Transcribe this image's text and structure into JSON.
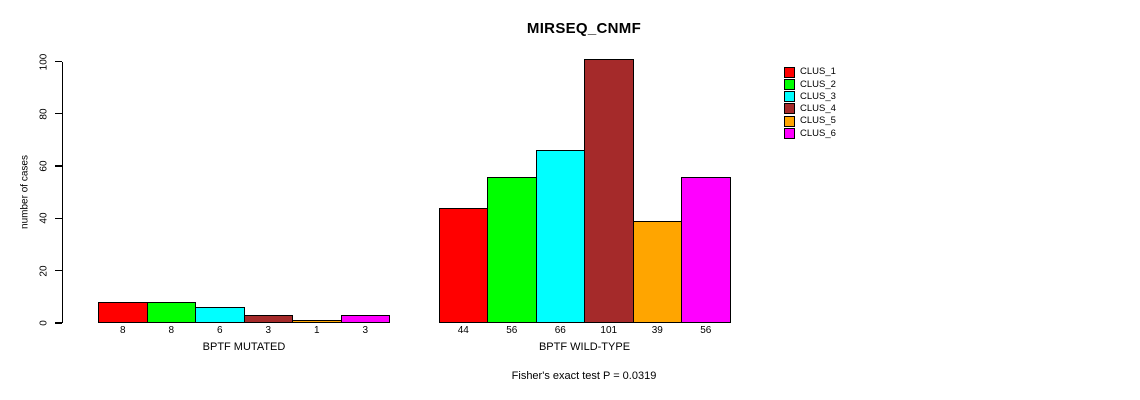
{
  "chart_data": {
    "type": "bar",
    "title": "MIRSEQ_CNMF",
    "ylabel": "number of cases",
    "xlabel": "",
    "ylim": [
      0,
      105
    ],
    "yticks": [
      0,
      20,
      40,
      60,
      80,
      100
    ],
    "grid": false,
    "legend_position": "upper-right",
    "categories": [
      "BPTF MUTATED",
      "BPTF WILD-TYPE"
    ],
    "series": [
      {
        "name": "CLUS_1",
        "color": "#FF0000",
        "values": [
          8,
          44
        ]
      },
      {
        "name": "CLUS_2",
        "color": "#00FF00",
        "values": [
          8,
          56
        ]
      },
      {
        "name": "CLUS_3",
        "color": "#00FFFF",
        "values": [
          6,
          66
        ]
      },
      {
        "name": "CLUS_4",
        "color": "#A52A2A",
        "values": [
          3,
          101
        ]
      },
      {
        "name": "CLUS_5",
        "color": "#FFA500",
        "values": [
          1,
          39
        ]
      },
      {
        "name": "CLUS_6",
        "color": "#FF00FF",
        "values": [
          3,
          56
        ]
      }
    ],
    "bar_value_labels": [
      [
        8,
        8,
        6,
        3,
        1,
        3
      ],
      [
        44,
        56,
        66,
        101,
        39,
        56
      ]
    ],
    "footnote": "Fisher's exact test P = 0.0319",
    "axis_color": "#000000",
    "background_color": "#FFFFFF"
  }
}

***

# AIM OF THE TASK
Write out all the records again, exactly, minus any pictures.

# RIGHT ANSWER
Transcribe this image's text and structure into JSON.
{
  "chart_data": {
    "type": "bar",
    "title": "MIRSEQ_CNMF",
    "ylabel": "number of cases",
    "xlabel": "",
    "ylim": [
      0,
      105
    ],
    "yticks": [
      0,
      20,
      40,
      60,
      80,
      100
    ],
    "grid": false,
    "legend_position": "upper-right",
    "categories": [
      "BPTF MUTATED",
      "BPTF WILD-TYPE"
    ],
    "series": [
      {
        "name": "CLUS_1",
        "color": "#FF0000",
        "values": [
          8,
          44
        ]
      },
      {
        "name": "CLUS_2",
        "color": "#00FF00",
        "values": [
          8,
          56
        ]
      },
      {
        "name": "CLUS_3",
        "color": "#00FFFF",
        "values": [
          6,
          66
        ]
      },
      {
        "name": "CLUS_4",
        "color": "#A52A2A",
        "values": [
          3,
          101
        ]
      },
      {
        "name": "CLUS_5",
        "color": "#FFA500",
        "values": [
          1,
          39
        ]
      },
      {
        "name": "CLUS_6",
        "color": "#FF00FF",
        "values": [
          3,
          56
        ]
      }
    ],
    "bar_value_labels": [
      [
        8,
        8,
        6,
        3,
        1,
        3
      ],
      [
        44,
        56,
        66,
        101,
        39,
        56
      ]
    ],
    "footnote": "Fisher's exact test P = 0.0319",
    "axis_color": "#000000",
    "background_color": "#FFFFFF"
  }
}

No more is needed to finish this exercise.